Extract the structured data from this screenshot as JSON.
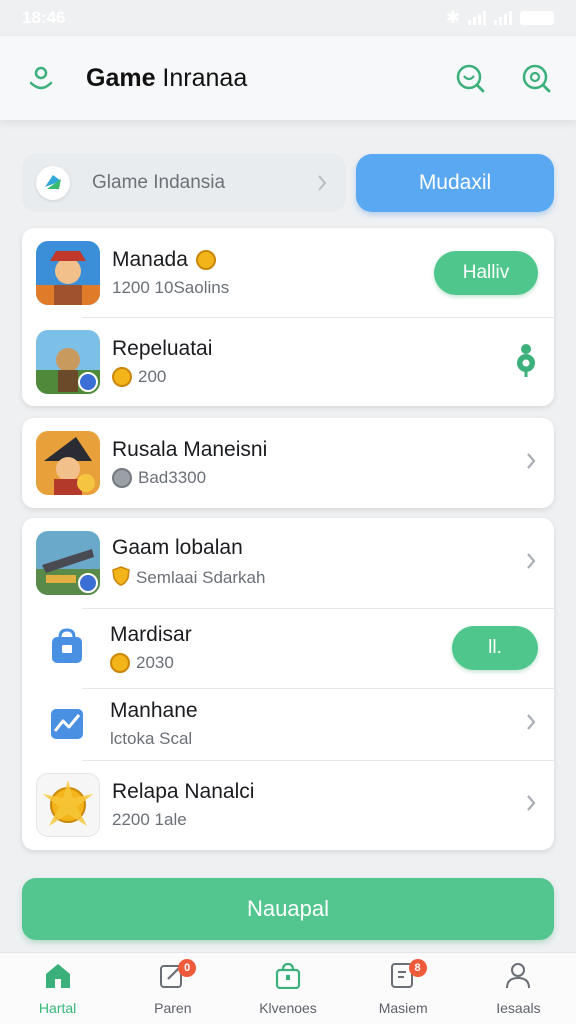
{
  "status": {
    "time": "18:46"
  },
  "header": {
    "title_bold": "Game",
    "title_rest": " Inranaa"
  },
  "search": {
    "text": "Glame Indansia"
  },
  "primary_button": {
    "label": "Mudaxil"
  },
  "cards": [
    {
      "rows": [
        {
          "title": "Manada",
          "subtitle": "1200 10Saolins",
          "action": "Halliv"
        },
        {
          "title": "Repeluatai",
          "subtitle": "200"
        }
      ]
    },
    {
      "rows": [
        {
          "title": "Rusala Maneisni",
          "subtitle": "Bad3300"
        }
      ]
    },
    {
      "rows": [
        {
          "title": "Gaam lobalan",
          "subtitle": "Semlaai Sdarkah"
        },
        {
          "title": "Mardisar",
          "subtitle": "2030",
          "action": "ll."
        },
        {
          "title": "Manhane",
          "subtitle": "lctoka Scal"
        },
        {
          "title": "Relapa Nanalci",
          "subtitle": "2200 1ale"
        }
      ]
    }
  ],
  "bottom_button": {
    "label": "Nauapal"
  },
  "tabs": [
    {
      "label": "Hartal",
      "active": true
    },
    {
      "label": "Paren",
      "badge": "0"
    },
    {
      "label": "Klvenoes"
    },
    {
      "label": "Masiem",
      "badge": "8"
    },
    {
      "label": "Iesaals"
    }
  ],
  "colors": {
    "accent_green": "#4fc68c",
    "accent_blue": "#5aa7f2"
  }
}
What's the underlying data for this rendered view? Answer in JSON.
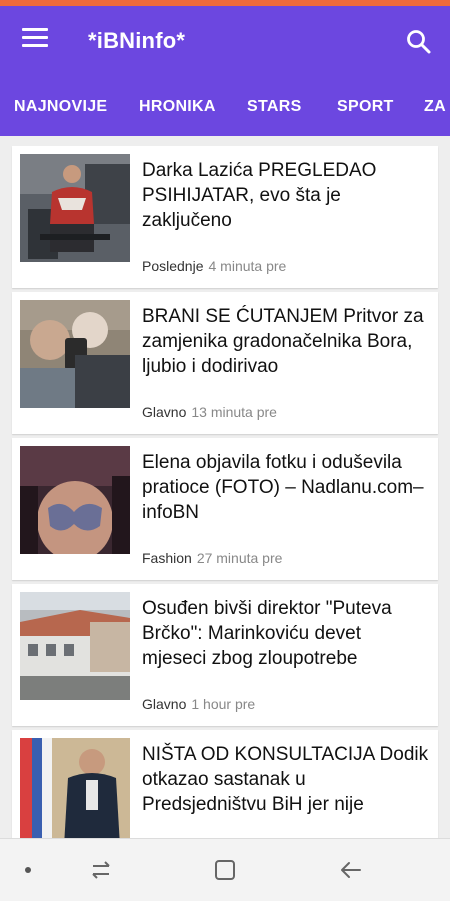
{
  "app": {
    "title": "*iBNinfo*"
  },
  "colors": {
    "accent": "#6c47e0",
    "top_strip": "#ef6a3c"
  },
  "tabs": [
    {
      "label": "NAJNOVIJE"
    },
    {
      "label": "HRONIKA"
    },
    {
      "label": "STARS"
    },
    {
      "label": "SPORT"
    },
    {
      "label": "ZA"
    }
  ],
  "articles": [
    {
      "headline": "Darka Lazića PREGLEDAO PSIHIJATAR, evo šta je zaključeno",
      "category": "Poslednje",
      "time": "4 minuta pre",
      "thumb": "man-in-chair-photo"
    },
    {
      "headline": "BRANI SE ĆUTANJEM Pritvor za zamjenika gradonačelnika Bora, ljubio i dodirivao",
      "category": "Glavno",
      "time": "13 minuta pre",
      "thumb": "selfie-photo"
    },
    {
      "headline": "Elena objavila fotku i oduševila pratioce (FOTO) – Nadlanu.com–infoBN",
      "category": "Fashion",
      "time": "27 minuta pre",
      "thumb": "woman-photo"
    },
    {
      "headline": "Osuđen bivši direktor \"Puteva Brčko\": Marinkoviću devet mjeseci zbog zloupotrebe",
      "category": "Glavno",
      "time": "1 hour pre",
      "thumb": "building-photo"
    },
    {
      "headline": "NIŠTA OD KONSULTACIJA Dodik otkazao sastanak u Predsjedništvu BiH jer nije",
      "category": "",
      "time": "",
      "thumb": "politician-flag-photo"
    }
  ],
  "icons": {
    "menu": "menu-icon",
    "search": "search-icon",
    "nav_recents": "recents-icon",
    "nav_home": "home-icon",
    "nav_back": "back-icon"
  }
}
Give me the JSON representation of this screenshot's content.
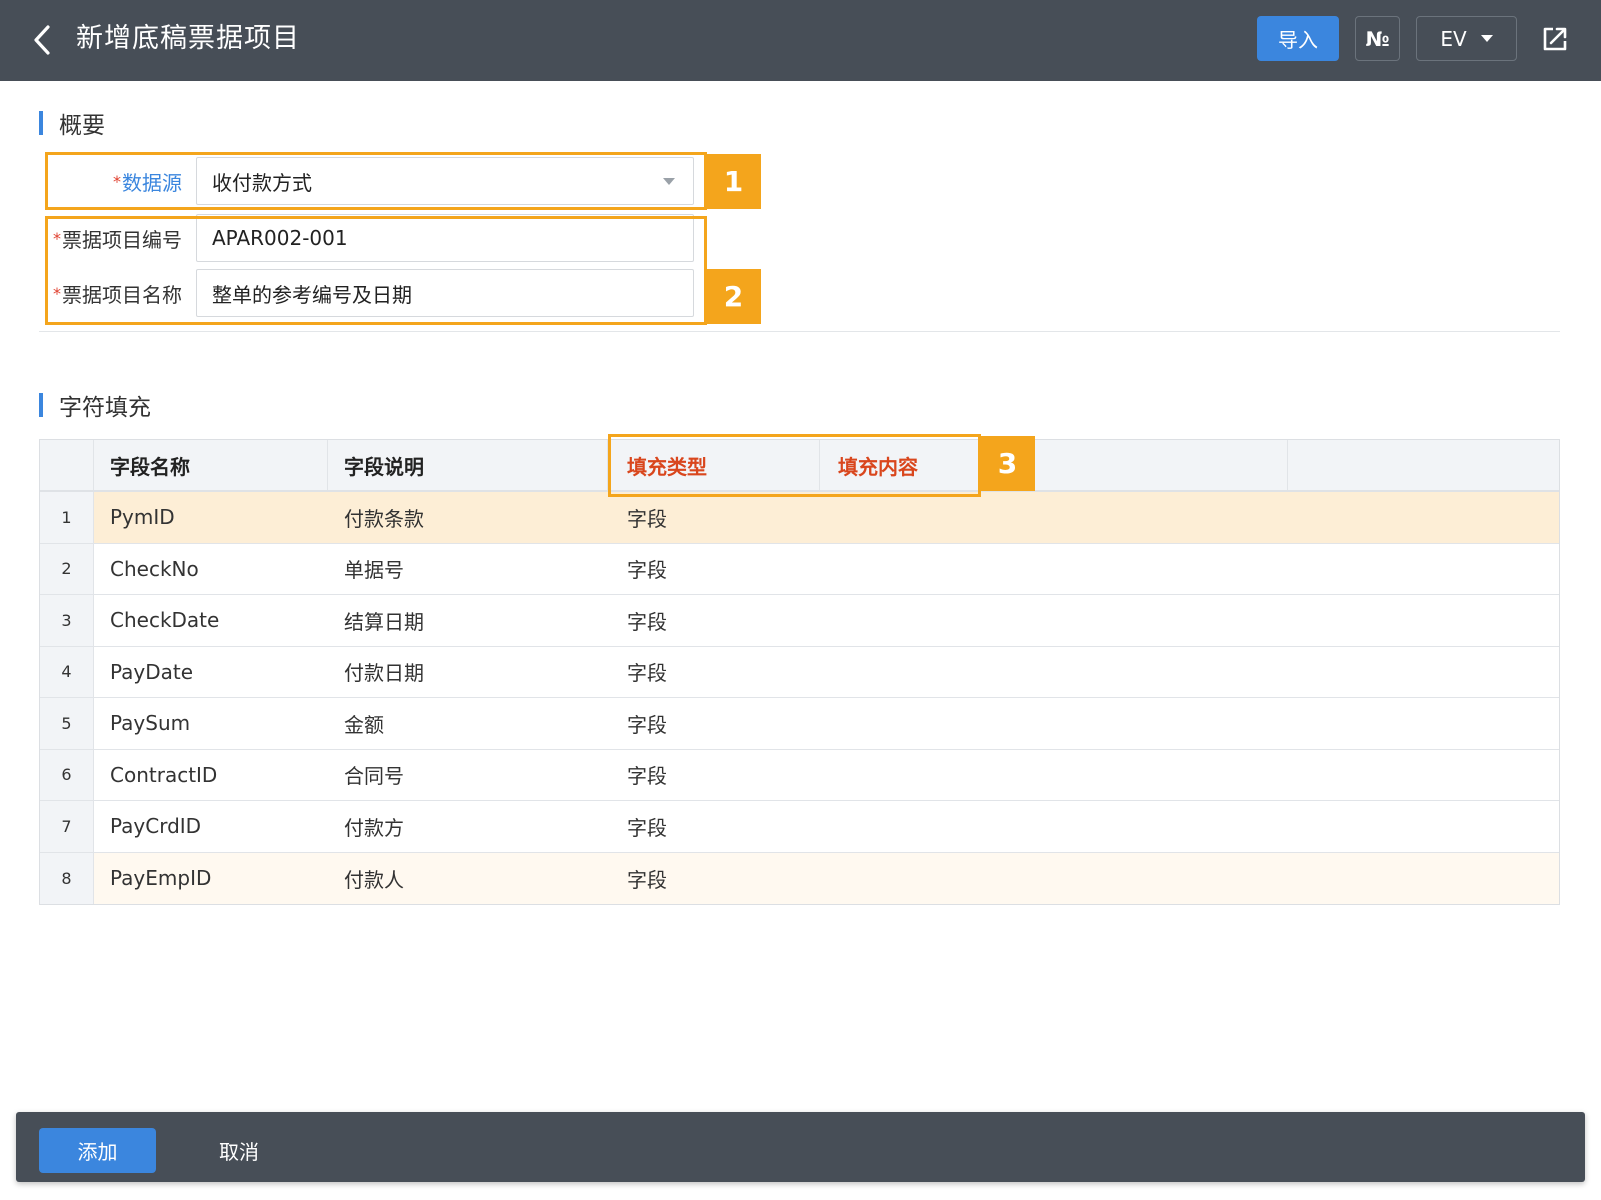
{
  "header": {
    "title": "新增底稿票据项目",
    "import_label": "导入",
    "number_label": "№",
    "env_label": "EV",
    "icons": {
      "back": "chevron-left-icon",
      "share": "external-link-icon",
      "env_dropdown": "caret-down-icon"
    }
  },
  "overview": {
    "title": "概要",
    "data_source": {
      "required_mark": "*",
      "label": "数据源",
      "value": "收付款方式"
    },
    "item_code": {
      "required_mark": "*",
      "label": "票据项目编号",
      "value": "APAR002-001"
    },
    "item_name": {
      "required_mark": "*",
      "label": "票据项目名称",
      "value": "整单的参考编号及日期"
    }
  },
  "annotations": {
    "n1": "1",
    "n2": "2",
    "n3": "3"
  },
  "fill": {
    "title": "字符填充",
    "columns": [
      "字段名称",
      "字段说明",
      "填充类型",
      "填充内容",
      ""
    ],
    "rows": [
      {
        "idx": "1",
        "field": "PymID",
        "desc": "付款条款",
        "type": "字段",
        "content": ""
      },
      {
        "idx": "2",
        "field": "CheckNo",
        "desc": "单据号",
        "type": "字段",
        "content": ""
      },
      {
        "idx": "3",
        "field": "CheckDate",
        "desc": "结算日期",
        "type": "字段",
        "content": ""
      },
      {
        "idx": "4",
        "field": "PayDate",
        "desc": "付款日期",
        "type": "字段",
        "content": ""
      },
      {
        "idx": "5",
        "field": "PaySum",
        "desc": "金额",
        "type": "字段",
        "content": ""
      },
      {
        "idx": "6",
        "field": "ContractID",
        "desc": "合同号",
        "type": "字段",
        "content": ""
      },
      {
        "idx": "7",
        "field": "PayCrdID",
        "desc": "付款方",
        "type": "字段",
        "content": ""
      },
      {
        "idx": "8",
        "field": "PayEmpID",
        "desc": "付款人",
        "type": "字段",
        "content": ""
      }
    ]
  },
  "footer": {
    "add_label": "添加",
    "cancel_label": "取消"
  },
  "colors": {
    "header_bg": "#474e57",
    "accent": "#3b86de",
    "highlight": "#f4a51c",
    "selected_row": "#fdeed6",
    "header_red": "#d9461d"
  }
}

####

**Short exercise:** Look through the entries above for the word "field". Copy every line where it shows up.

**Solution to this task:**
        "field": "PymID",
        "field": "CheckNo",
        "field": "CheckDate",
        "field": "PayDate",
        "field": "PaySum",
        "field": "ContractID",
        "field": "PayCrdID",
        "field": "PayEmpID",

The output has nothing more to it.